• _Work to complete_
Your task is to transcribe all of the records exactly and leave out the pictures.

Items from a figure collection
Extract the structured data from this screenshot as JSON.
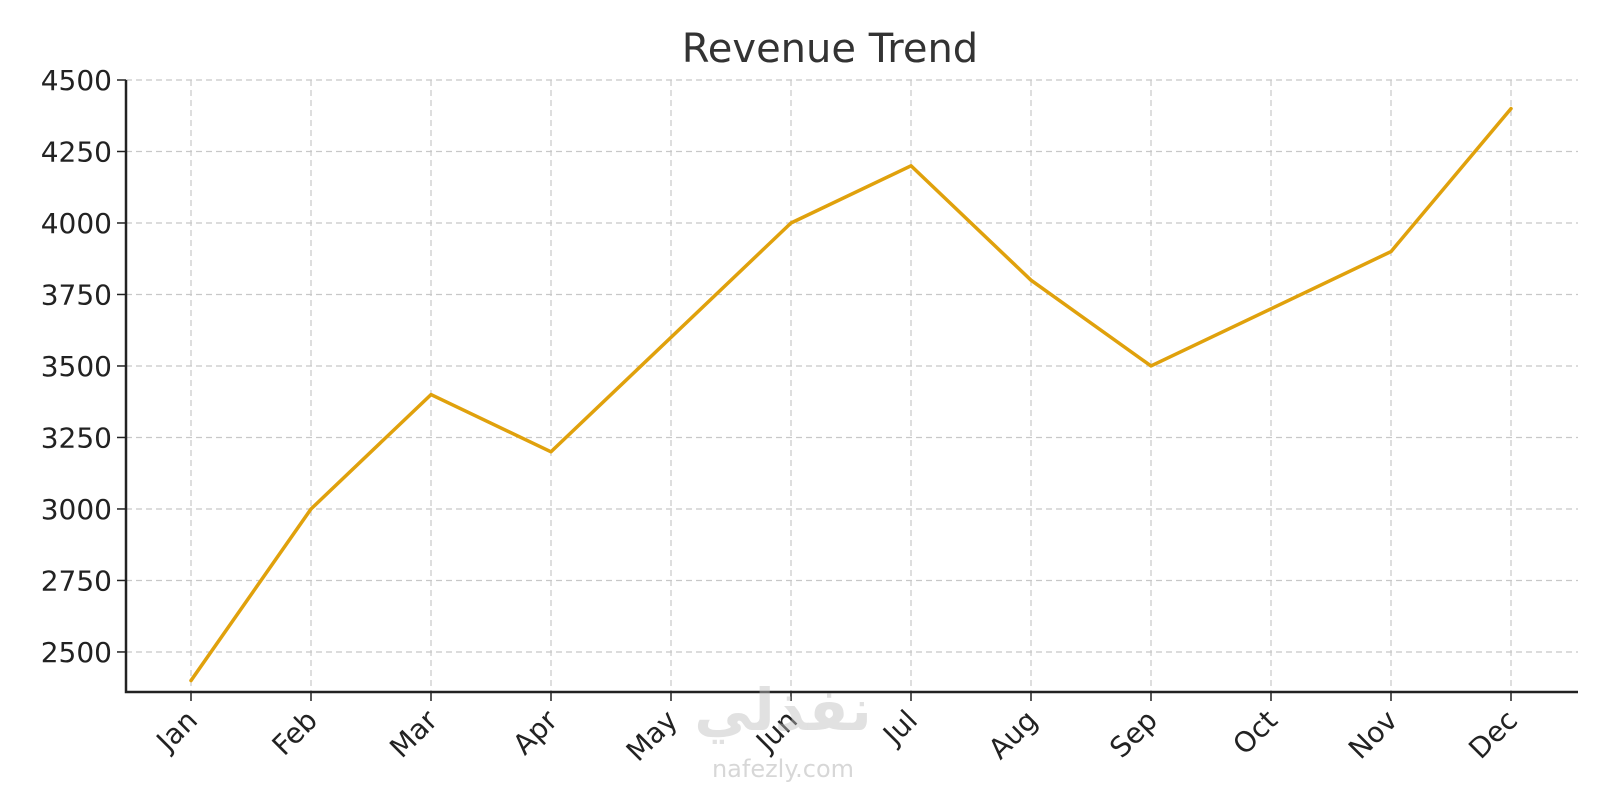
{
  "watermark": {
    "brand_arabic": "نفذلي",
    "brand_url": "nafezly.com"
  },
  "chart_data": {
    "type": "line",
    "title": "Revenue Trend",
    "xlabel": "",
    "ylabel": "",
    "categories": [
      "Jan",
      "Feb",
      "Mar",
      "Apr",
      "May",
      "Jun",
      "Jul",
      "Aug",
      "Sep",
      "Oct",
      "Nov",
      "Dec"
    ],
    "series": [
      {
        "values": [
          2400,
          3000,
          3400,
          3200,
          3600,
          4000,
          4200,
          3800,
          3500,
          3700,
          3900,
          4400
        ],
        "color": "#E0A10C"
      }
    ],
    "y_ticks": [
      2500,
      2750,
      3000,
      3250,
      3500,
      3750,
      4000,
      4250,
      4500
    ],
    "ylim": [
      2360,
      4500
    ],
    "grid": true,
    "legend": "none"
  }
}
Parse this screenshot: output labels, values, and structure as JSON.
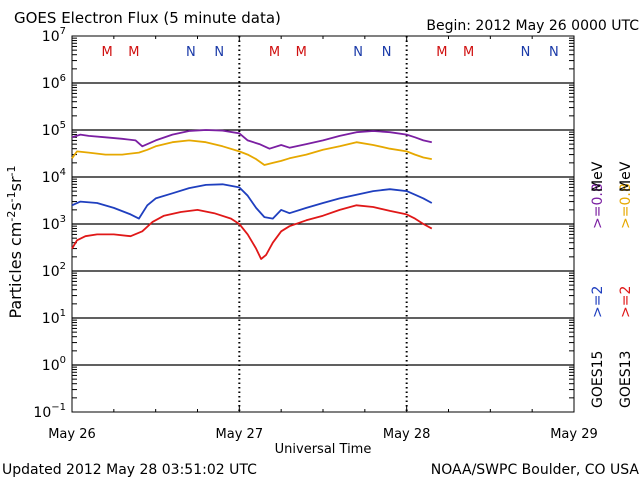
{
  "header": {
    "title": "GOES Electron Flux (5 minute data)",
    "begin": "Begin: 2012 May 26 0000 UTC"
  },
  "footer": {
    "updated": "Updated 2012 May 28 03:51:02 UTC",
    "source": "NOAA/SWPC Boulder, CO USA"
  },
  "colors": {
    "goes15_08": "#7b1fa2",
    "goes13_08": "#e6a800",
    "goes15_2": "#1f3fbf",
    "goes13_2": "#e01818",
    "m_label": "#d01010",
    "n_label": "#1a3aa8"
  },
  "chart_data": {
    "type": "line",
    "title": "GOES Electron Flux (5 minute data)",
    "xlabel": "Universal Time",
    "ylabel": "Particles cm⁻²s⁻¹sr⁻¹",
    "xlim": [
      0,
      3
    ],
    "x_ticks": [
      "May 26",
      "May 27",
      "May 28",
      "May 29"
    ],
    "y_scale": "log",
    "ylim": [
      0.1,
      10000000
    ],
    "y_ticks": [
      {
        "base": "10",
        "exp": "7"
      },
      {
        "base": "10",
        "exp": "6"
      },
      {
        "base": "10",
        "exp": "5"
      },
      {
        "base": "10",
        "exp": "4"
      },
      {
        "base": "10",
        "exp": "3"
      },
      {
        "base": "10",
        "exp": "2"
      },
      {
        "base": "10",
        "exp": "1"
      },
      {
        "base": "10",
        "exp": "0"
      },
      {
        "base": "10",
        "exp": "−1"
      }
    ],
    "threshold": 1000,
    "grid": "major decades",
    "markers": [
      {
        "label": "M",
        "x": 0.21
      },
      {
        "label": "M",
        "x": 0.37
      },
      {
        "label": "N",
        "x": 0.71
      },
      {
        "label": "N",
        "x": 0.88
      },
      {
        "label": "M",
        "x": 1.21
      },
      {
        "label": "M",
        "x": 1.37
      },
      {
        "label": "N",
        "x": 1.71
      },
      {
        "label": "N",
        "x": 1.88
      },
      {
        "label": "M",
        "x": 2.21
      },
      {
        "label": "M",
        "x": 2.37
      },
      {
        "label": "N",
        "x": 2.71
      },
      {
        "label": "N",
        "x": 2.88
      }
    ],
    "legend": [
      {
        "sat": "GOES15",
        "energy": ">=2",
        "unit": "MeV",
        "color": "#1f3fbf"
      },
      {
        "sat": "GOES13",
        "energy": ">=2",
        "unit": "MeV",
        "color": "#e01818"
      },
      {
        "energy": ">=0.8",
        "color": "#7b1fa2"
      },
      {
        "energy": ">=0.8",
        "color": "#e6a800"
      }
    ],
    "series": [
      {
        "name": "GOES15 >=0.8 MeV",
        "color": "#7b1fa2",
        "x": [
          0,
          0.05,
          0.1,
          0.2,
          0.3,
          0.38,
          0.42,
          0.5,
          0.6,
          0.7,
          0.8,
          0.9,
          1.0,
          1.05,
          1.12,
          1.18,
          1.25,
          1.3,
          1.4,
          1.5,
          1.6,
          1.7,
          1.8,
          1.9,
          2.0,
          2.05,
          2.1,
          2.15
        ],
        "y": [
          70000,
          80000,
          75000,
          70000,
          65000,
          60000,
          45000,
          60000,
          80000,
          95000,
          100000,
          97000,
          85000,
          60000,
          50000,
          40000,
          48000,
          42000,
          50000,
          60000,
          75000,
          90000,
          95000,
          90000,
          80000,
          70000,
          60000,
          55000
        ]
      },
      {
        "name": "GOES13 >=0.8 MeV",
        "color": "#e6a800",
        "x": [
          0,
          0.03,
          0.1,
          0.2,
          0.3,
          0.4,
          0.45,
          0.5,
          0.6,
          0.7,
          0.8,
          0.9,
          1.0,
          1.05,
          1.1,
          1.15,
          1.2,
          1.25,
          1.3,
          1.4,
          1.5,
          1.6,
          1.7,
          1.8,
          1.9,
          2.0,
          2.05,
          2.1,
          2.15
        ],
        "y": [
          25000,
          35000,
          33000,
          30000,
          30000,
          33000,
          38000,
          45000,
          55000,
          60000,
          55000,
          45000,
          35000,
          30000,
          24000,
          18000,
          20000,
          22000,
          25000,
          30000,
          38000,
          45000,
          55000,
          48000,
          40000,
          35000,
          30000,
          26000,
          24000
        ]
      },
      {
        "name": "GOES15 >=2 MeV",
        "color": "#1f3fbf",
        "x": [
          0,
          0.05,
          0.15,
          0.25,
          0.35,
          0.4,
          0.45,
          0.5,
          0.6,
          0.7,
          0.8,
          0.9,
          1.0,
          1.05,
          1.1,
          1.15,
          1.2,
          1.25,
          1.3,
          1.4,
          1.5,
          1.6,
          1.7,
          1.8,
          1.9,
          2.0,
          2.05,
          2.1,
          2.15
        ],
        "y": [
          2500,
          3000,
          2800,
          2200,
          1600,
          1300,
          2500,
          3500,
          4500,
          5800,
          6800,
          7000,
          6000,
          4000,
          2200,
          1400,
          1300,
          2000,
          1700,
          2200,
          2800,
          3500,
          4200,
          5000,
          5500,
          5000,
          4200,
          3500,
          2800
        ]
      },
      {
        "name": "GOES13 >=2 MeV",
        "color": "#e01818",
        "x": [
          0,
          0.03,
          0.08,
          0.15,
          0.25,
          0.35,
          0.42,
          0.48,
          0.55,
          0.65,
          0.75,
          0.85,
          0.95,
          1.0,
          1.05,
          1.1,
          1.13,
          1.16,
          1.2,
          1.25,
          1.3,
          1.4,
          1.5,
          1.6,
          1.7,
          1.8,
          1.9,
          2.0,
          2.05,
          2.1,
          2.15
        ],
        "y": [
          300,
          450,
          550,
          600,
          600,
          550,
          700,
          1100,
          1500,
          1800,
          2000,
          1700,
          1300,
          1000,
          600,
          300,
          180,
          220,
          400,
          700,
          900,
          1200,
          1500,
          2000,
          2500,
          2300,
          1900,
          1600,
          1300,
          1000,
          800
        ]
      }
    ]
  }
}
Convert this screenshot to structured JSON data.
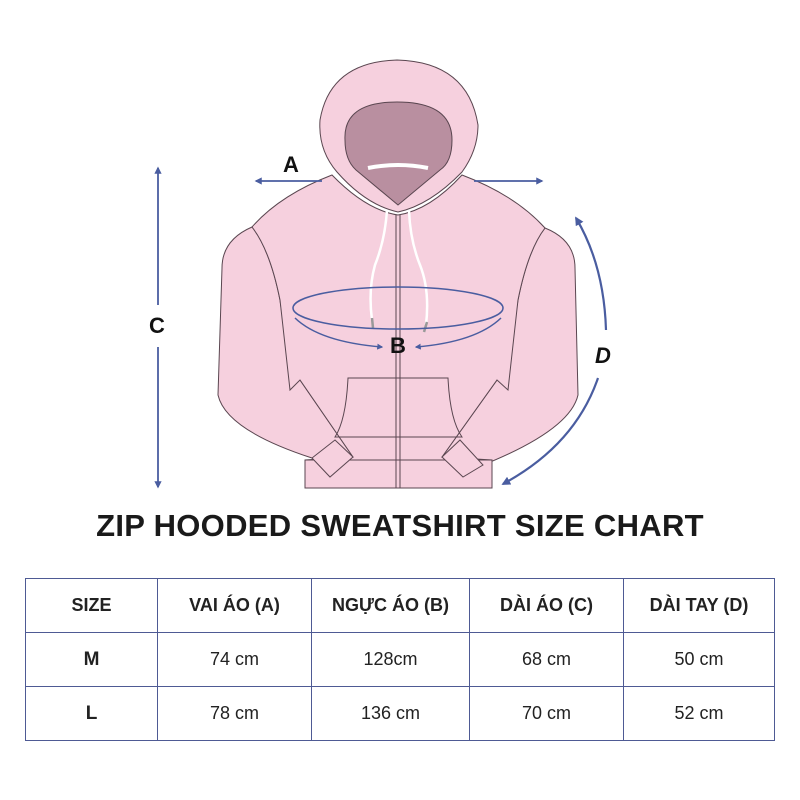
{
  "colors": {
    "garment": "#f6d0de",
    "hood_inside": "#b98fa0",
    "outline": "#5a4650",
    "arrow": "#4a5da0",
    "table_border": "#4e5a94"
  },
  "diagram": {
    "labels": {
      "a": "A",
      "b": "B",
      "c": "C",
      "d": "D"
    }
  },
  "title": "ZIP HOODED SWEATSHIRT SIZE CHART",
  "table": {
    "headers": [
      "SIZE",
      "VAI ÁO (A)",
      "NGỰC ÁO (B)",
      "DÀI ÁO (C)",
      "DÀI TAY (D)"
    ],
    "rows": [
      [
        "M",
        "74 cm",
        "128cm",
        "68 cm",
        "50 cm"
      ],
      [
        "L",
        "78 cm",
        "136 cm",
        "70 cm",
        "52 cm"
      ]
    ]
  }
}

• _Task output_
Extract the structured data from this screenshot as JSON.
{
  "watermark": {
    "brand_arabic": "نفذلي",
    "brand_url": "nafezly.com"
  },
  "chart_data": {
    "type": "line",
    "title": "Revenue Trend",
    "xlabel": "",
    "ylabel": "",
    "categories": [
      "Jan",
      "Feb",
      "Mar",
      "Apr",
      "May",
      "Jun",
      "Jul",
      "Aug",
      "Sep",
      "Oct",
      "Nov",
      "Dec"
    ],
    "series": [
      {
        "values": [
          2400,
          3000,
          3400,
          3200,
          3600,
          4000,
          4200,
          3800,
          3500,
          3700,
          3900,
          4400
        ],
        "color": "#E0A10C"
      }
    ],
    "y_ticks": [
      2500,
      2750,
      3000,
      3250,
      3500,
      3750,
      4000,
      4250,
      4500
    ],
    "ylim": [
      2360,
      4500
    ],
    "grid": true,
    "legend": "none"
  }
}
Parse this screenshot: output labels, values, and structure as JSON.
{
  "header": {
    "title": "GOES Electron Flux (5 minute data)",
    "begin": "Begin: 2012 May 26 0000 UTC"
  },
  "footer": {
    "updated": "Updated 2012 May 28 03:51:02 UTC",
    "source": "NOAA/SWPC Boulder, CO USA"
  },
  "colors": {
    "goes15_08": "#7b1fa2",
    "goes13_08": "#e6a800",
    "goes15_2": "#1f3fbf",
    "goes13_2": "#e01818",
    "m_label": "#d01010",
    "n_label": "#1a3aa8"
  },
  "chart_data": {
    "type": "line",
    "title": "GOES Electron Flux (5 minute data)",
    "xlabel": "Universal Time",
    "ylabel": "Particles cm⁻²s⁻¹sr⁻¹",
    "xlim": [
      0,
      3
    ],
    "x_ticks": [
      "May 26",
      "May 27",
      "May 28",
      "May 29"
    ],
    "y_scale": "log",
    "ylim": [
      0.1,
      10000000
    ],
    "y_ticks": [
      {
        "base": "10",
        "exp": "7"
      },
      {
        "base": "10",
        "exp": "6"
      },
      {
        "base": "10",
        "exp": "5"
      },
      {
        "base": "10",
        "exp": "4"
      },
      {
        "base": "10",
        "exp": "3"
      },
      {
        "base": "10",
        "exp": "2"
      },
      {
        "base": "10",
        "exp": "1"
      },
      {
        "base": "10",
        "exp": "0"
      },
      {
        "base": "10",
        "exp": "−1"
      }
    ],
    "threshold": 1000,
    "grid": "major decades",
    "markers": [
      {
        "label": "M",
        "x": 0.21
      },
      {
        "label": "M",
        "x": 0.37
      },
      {
        "label": "N",
        "x": 0.71
      },
      {
        "label": "N",
        "x": 0.88
      },
      {
        "label": "M",
        "x": 1.21
      },
      {
        "label": "M",
        "x": 1.37
      },
      {
        "label": "N",
        "x": 1.71
      },
      {
        "label": "N",
        "x": 1.88
      },
      {
        "label": "M",
        "x": 2.21
      },
      {
        "label": "M",
        "x": 2.37
      },
      {
        "label": "N",
        "x": 2.71
      },
      {
        "label": "N",
        "x": 2.88
      }
    ],
    "legend": [
      {
        "sat": "GOES15",
        "energy": ">=2",
        "unit": "MeV",
        "color": "#1f3fbf"
      },
      {
        "sat": "GOES13",
        "energy": ">=2",
        "unit": "MeV",
        "color": "#e01818"
      },
      {
        "energy": ">=0.8",
        "color": "#7b1fa2"
      },
      {
        "energy": ">=0.8",
        "color": "#e6a800"
      }
    ],
    "series": [
      {
        "name": "GOES15 >=0.8 MeV",
        "color": "#7b1fa2",
        "x": [
          0,
          0.05,
          0.1,
          0.2,
          0.3,
          0.38,
          0.42,
          0.5,
          0.6,
          0.7,
          0.8,
          0.9,
          1.0,
          1.05,
          1.12,
          1.18,
          1.25,
          1.3,
          1.4,
          1.5,
          1.6,
          1.7,
          1.8,
          1.9,
          2.0,
          2.05,
          2.1,
          2.15
        ],
        "y": [
          70000,
          80000,
          75000,
          70000,
          65000,
          60000,
          45000,
          60000,
          80000,
          95000,
          100000,
          97000,
          85000,
          60000,
          50000,
          40000,
          48000,
          42000,
          50000,
          60000,
          75000,
          90000,
          95000,
          90000,
          80000,
          70000,
          60000,
          55000
        ]
      },
      {
        "name": "GOES13 >=0.8 MeV",
        "color": "#e6a800",
        "x": [
          0,
          0.03,
          0.1,
          0.2,
          0.3,
          0.4,
          0.45,
          0.5,
          0.6,
          0.7,
          0.8,
          0.9,
          1.0,
          1.05,
          1.1,
          1.15,
          1.2,
          1.25,
          1.3,
          1.4,
          1.5,
          1.6,
          1.7,
          1.8,
          1.9,
          2.0,
          2.05,
          2.1,
          2.15
        ],
        "y": [
          25000,
          35000,
          33000,
          30000,
          30000,
          33000,
          38000,
          45000,
          55000,
          60000,
          55000,
          45000,
          35000,
          30000,
          24000,
          18000,
          20000,
          22000,
          25000,
          30000,
          38000,
          45000,
          55000,
          48000,
          40000,
          35000,
          30000,
          26000,
          24000
        ]
      },
      {
        "name": "GOES15 >=2 MeV",
        "color": "#1f3fbf",
        "x": [
          0,
          0.05,
          0.15,
          0.25,
          0.35,
          0.4,
          0.45,
          0.5,
          0.6,
          0.7,
          0.8,
          0.9,
          1.0,
          1.05,
          1.1,
          1.15,
          1.2,
          1.25,
          1.3,
          1.4,
          1.5,
          1.6,
          1.7,
          1.8,
          1.9,
          2.0,
          2.05,
          2.1,
          2.15
        ],
        "y": [
          2500,
          3000,
          2800,
          2200,
          1600,
          1300,
          2500,
          3500,
          4500,
          5800,
          6800,
          7000,
          6000,
          4000,
          2200,
          1400,
          1300,
          2000,
          1700,
          2200,
          2800,
          3500,
          4200,
          5000,
          5500,
          5000,
          4200,
          3500,
          2800
        ]
      },
      {
        "name": "GOES13 >=2 MeV",
        "color": "#e01818",
        "x": [
          0,
          0.03,
          0.08,
          0.15,
          0.25,
          0.35,
          0.42,
          0.48,
          0.55,
          0.65,
          0.75,
          0.85,
          0.95,
          1.0,
          1.05,
          1.1,
          1.13,
          1.16,
          1.2,
          1.25,
          1.3,
          1.4,
          1.5,
          1.6,
          1.7,
          1.8,
          1.9,
          2.0,
          2.05,
          2.1,
          2.15
        ],
        "y": [
          300,
          450,
          550,
          600,
          600,
          550,
          700,
          1100,
          1500,
          1800,
          2000,
          1700,
          1300,
          1000,
          600,
          300,
          180,
          220,
          400,
          700,
          900,
          1200,
          1500,
          2000,
          2500,
          2300,
          1900,
          1600,
          1300,
          1000,
          800
        ]
      }
    ]
  }
}
Convert this screenshot to structured JSON data.
{
  "colors": {
    "garment": "#f6d0de",
    "hood_inside": "#b98fa0",
    "outline": "#5a4650",
    "arrow": "#4a5da0",
    "table_border": "#4e5a94"
  },
  "diagram": {
    "labels": {
      "a": "A",
      "b": "B",
      "c": "C",
      "d": "D"
    }
  },
  "title": "ZIP HOODED SWEATSHIRT SIZE CHART",
  "table": {
    "headers": [
      "SIZE",
      "VAI ÁO (A)",
      "NGỰC ÁO (B)",
      "DÀI ÁO (C)",
      "DÀI TAY (D)"
    ],
    "rows": [
      [
        "M",
        "74 cm",
        "128cm",
        "68 cm",
        "50 cm"
      ],
      [
        "L",
        "78 cm",
        "136 cm",
        "70 cm",
        "52 cm"
      ]
    ]
  }
}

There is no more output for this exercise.